(Data entries)
--------
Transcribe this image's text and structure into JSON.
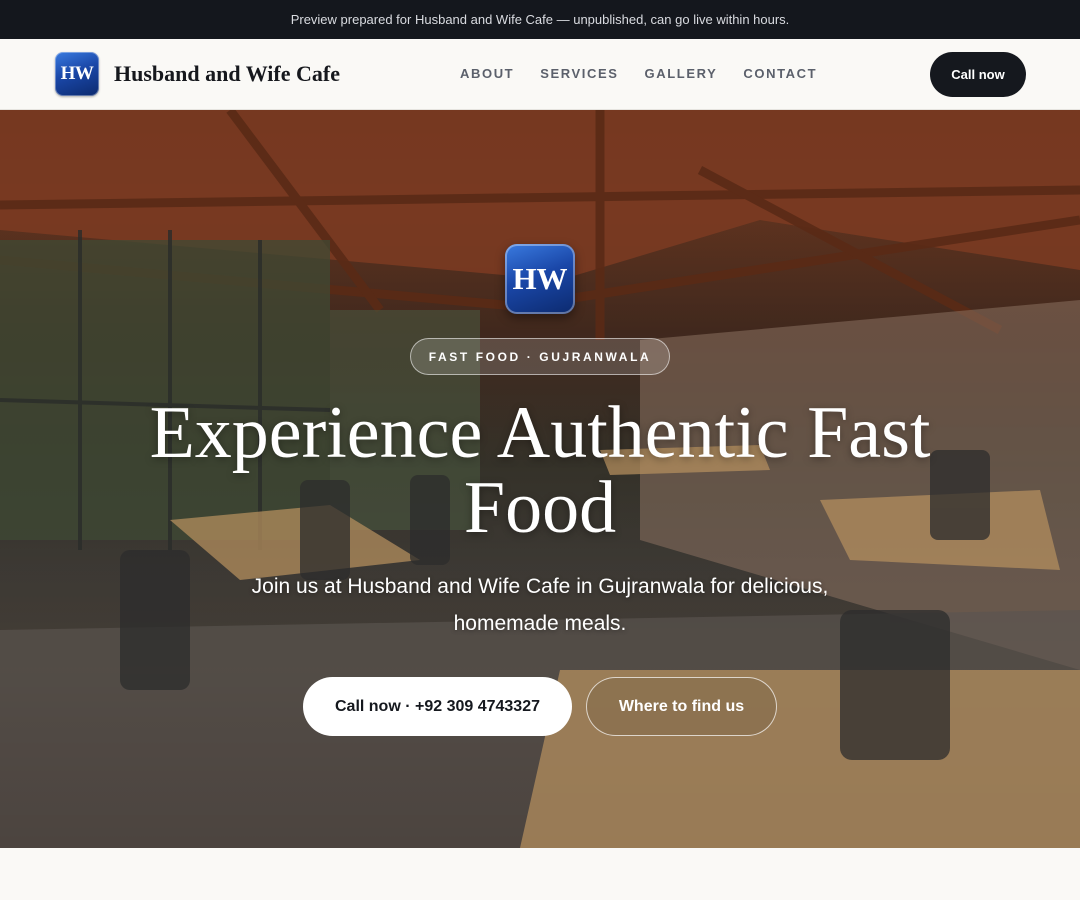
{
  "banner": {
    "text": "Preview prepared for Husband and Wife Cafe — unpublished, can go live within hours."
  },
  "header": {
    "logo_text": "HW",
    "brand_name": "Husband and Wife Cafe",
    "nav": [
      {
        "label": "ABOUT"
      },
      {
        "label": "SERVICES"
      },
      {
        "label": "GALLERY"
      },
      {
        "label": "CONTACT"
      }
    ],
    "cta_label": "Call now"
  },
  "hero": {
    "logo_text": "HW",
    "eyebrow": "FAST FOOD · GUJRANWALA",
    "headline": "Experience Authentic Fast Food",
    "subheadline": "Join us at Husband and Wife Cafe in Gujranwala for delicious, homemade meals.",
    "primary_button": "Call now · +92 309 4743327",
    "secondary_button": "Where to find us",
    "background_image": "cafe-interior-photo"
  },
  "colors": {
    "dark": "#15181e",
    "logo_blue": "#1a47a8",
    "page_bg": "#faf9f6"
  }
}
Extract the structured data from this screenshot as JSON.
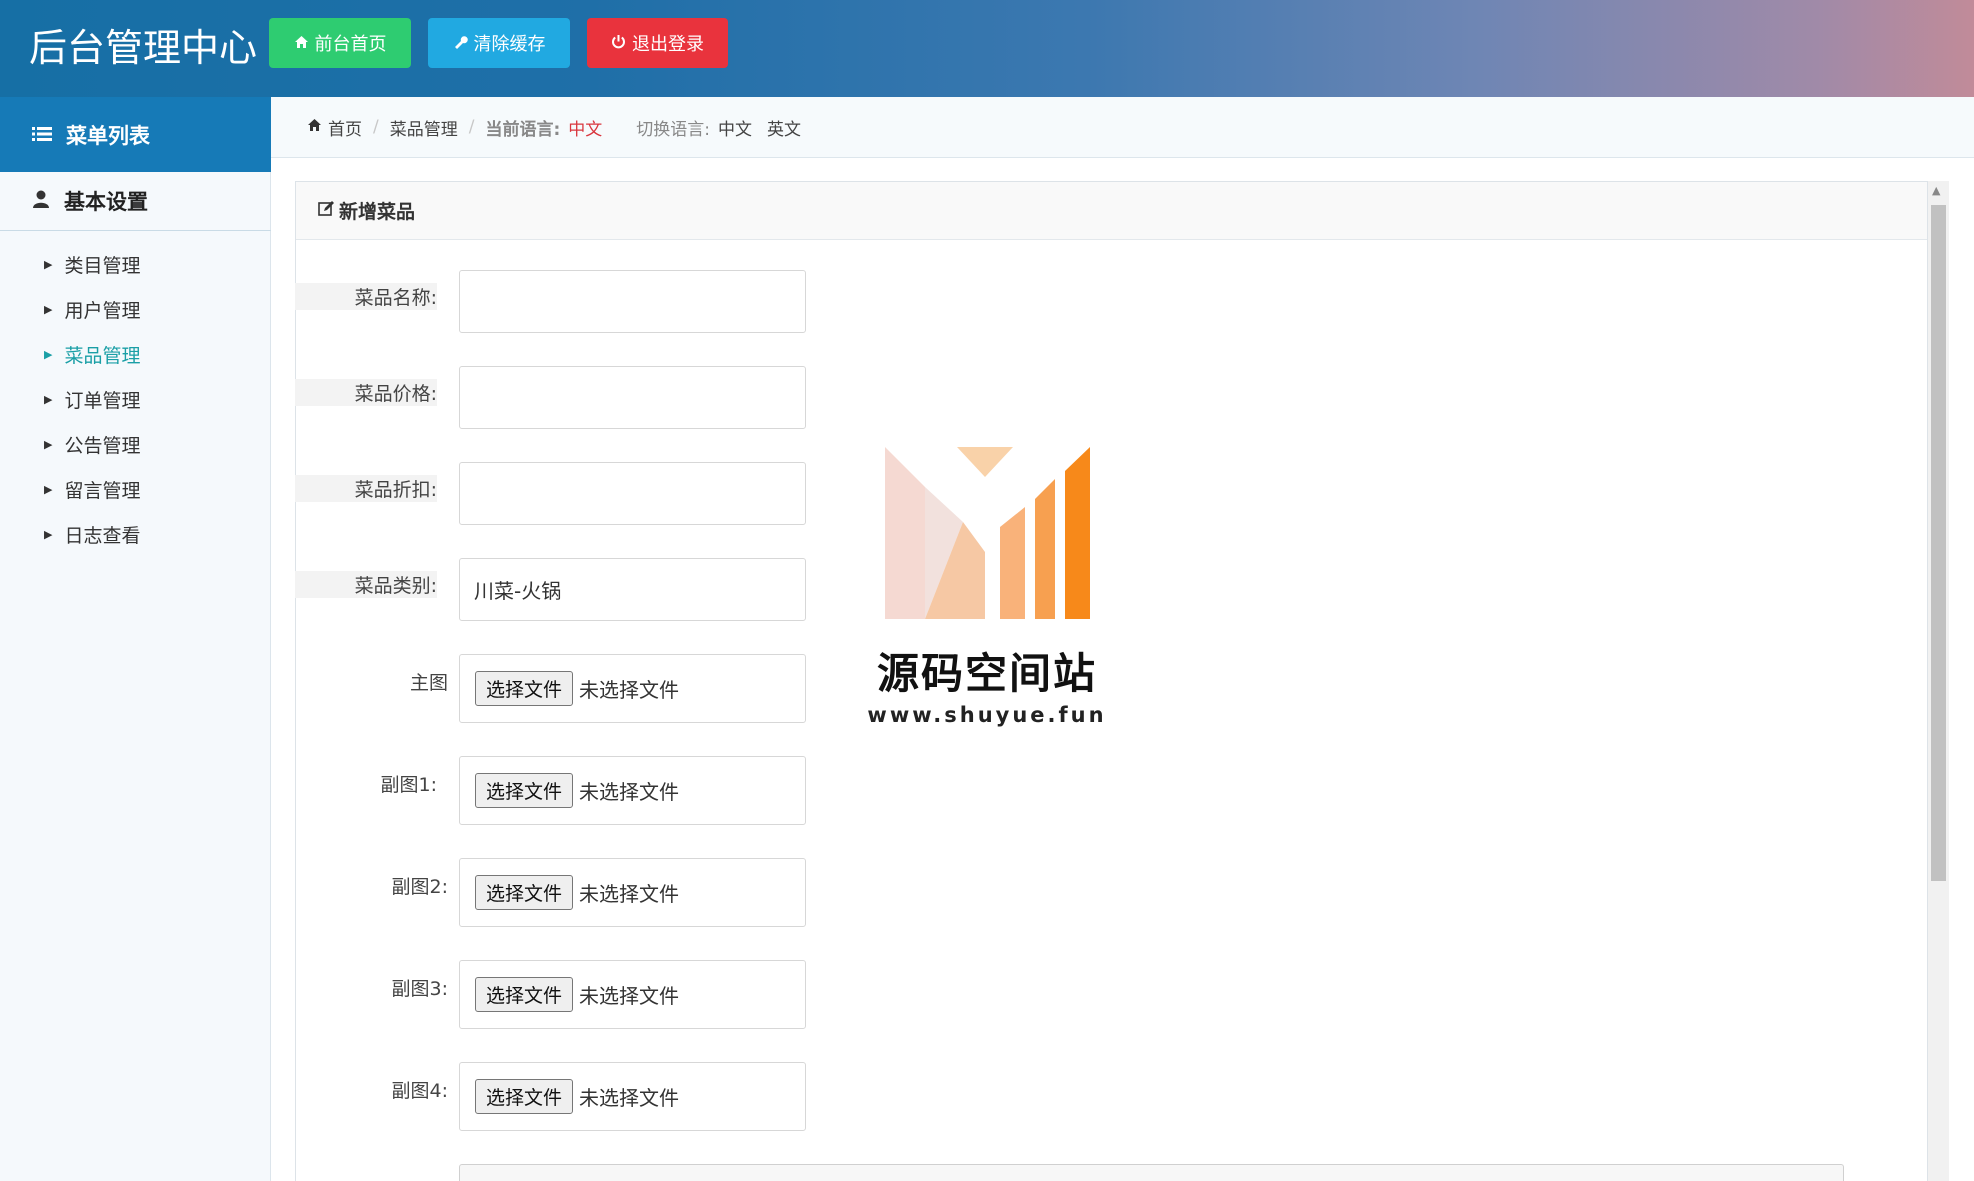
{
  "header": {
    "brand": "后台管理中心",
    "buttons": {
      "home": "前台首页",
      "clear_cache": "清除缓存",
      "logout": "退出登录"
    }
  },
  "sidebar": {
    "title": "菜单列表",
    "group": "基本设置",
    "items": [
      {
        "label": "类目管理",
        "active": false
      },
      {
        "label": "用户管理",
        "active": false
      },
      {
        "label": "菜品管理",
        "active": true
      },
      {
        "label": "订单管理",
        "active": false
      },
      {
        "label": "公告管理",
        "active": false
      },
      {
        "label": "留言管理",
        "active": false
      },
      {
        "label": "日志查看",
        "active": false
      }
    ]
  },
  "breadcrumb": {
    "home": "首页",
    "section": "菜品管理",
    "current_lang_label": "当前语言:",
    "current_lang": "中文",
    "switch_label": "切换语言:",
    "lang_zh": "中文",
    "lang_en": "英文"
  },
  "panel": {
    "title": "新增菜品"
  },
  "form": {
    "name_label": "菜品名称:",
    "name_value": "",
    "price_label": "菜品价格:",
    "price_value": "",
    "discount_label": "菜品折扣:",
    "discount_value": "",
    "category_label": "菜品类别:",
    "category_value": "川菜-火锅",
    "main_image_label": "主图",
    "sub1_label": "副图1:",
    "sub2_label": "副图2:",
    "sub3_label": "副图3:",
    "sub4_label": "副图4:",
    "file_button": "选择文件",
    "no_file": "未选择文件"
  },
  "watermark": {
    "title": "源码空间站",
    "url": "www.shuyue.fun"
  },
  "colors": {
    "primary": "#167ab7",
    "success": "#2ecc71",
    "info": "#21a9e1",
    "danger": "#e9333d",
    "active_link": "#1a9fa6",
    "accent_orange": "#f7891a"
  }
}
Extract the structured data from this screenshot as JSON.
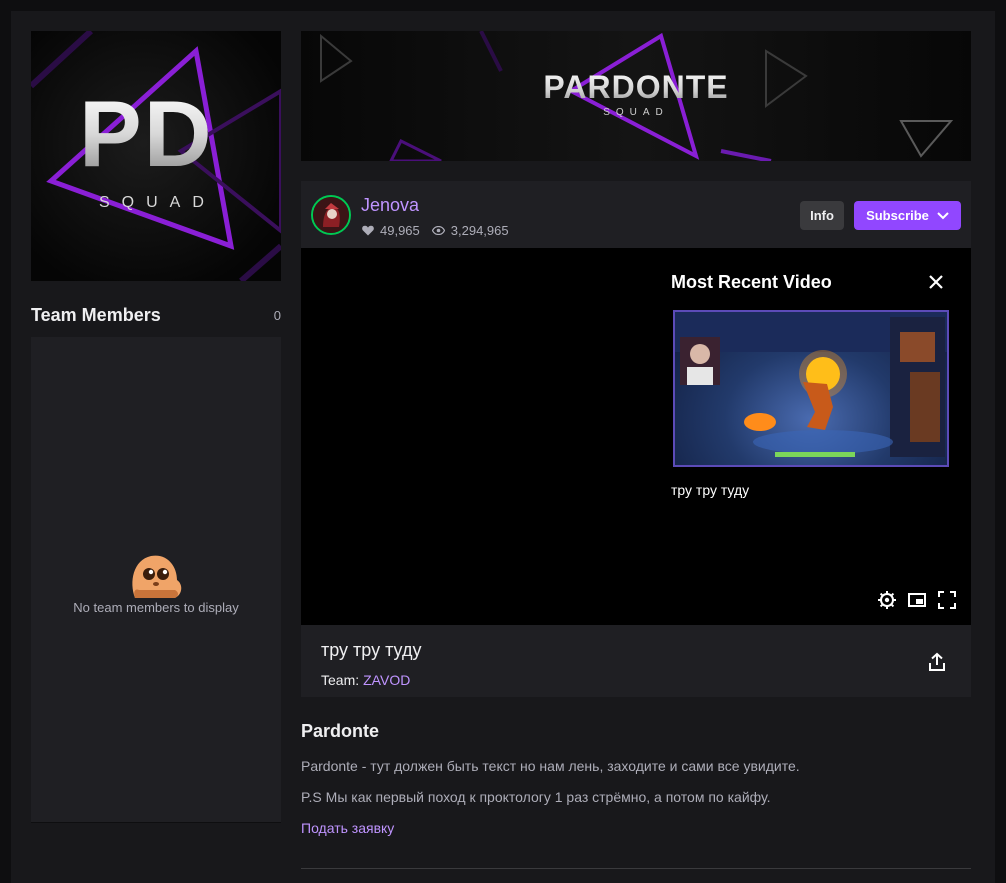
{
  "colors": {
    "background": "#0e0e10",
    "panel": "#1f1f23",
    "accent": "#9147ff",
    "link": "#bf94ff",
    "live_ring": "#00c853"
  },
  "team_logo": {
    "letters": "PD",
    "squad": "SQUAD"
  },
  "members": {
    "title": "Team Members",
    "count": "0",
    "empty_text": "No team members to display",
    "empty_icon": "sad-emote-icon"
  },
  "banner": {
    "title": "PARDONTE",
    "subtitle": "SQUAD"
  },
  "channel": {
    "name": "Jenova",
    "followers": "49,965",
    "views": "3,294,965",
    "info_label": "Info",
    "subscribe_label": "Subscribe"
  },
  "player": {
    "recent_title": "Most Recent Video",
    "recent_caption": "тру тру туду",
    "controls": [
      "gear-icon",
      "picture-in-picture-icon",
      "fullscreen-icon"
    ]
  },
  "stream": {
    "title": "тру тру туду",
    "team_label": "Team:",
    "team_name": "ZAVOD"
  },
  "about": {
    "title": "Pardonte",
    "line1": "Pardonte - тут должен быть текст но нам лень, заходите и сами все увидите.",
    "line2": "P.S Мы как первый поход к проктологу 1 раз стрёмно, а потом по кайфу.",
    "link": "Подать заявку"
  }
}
--------
Work to be completed
Scan the entries above for the word "Husband" and collect each line holding it.

Response
    "text": "Preview prepared for Husband and Wife Cafe — unpublished, can go live within hours."
    "brand_name": "Husband and Wife Cafe",
    "subheadline": "Join us at Husband and Wife Cafe in Gujranwala for delicious, homemade meals.",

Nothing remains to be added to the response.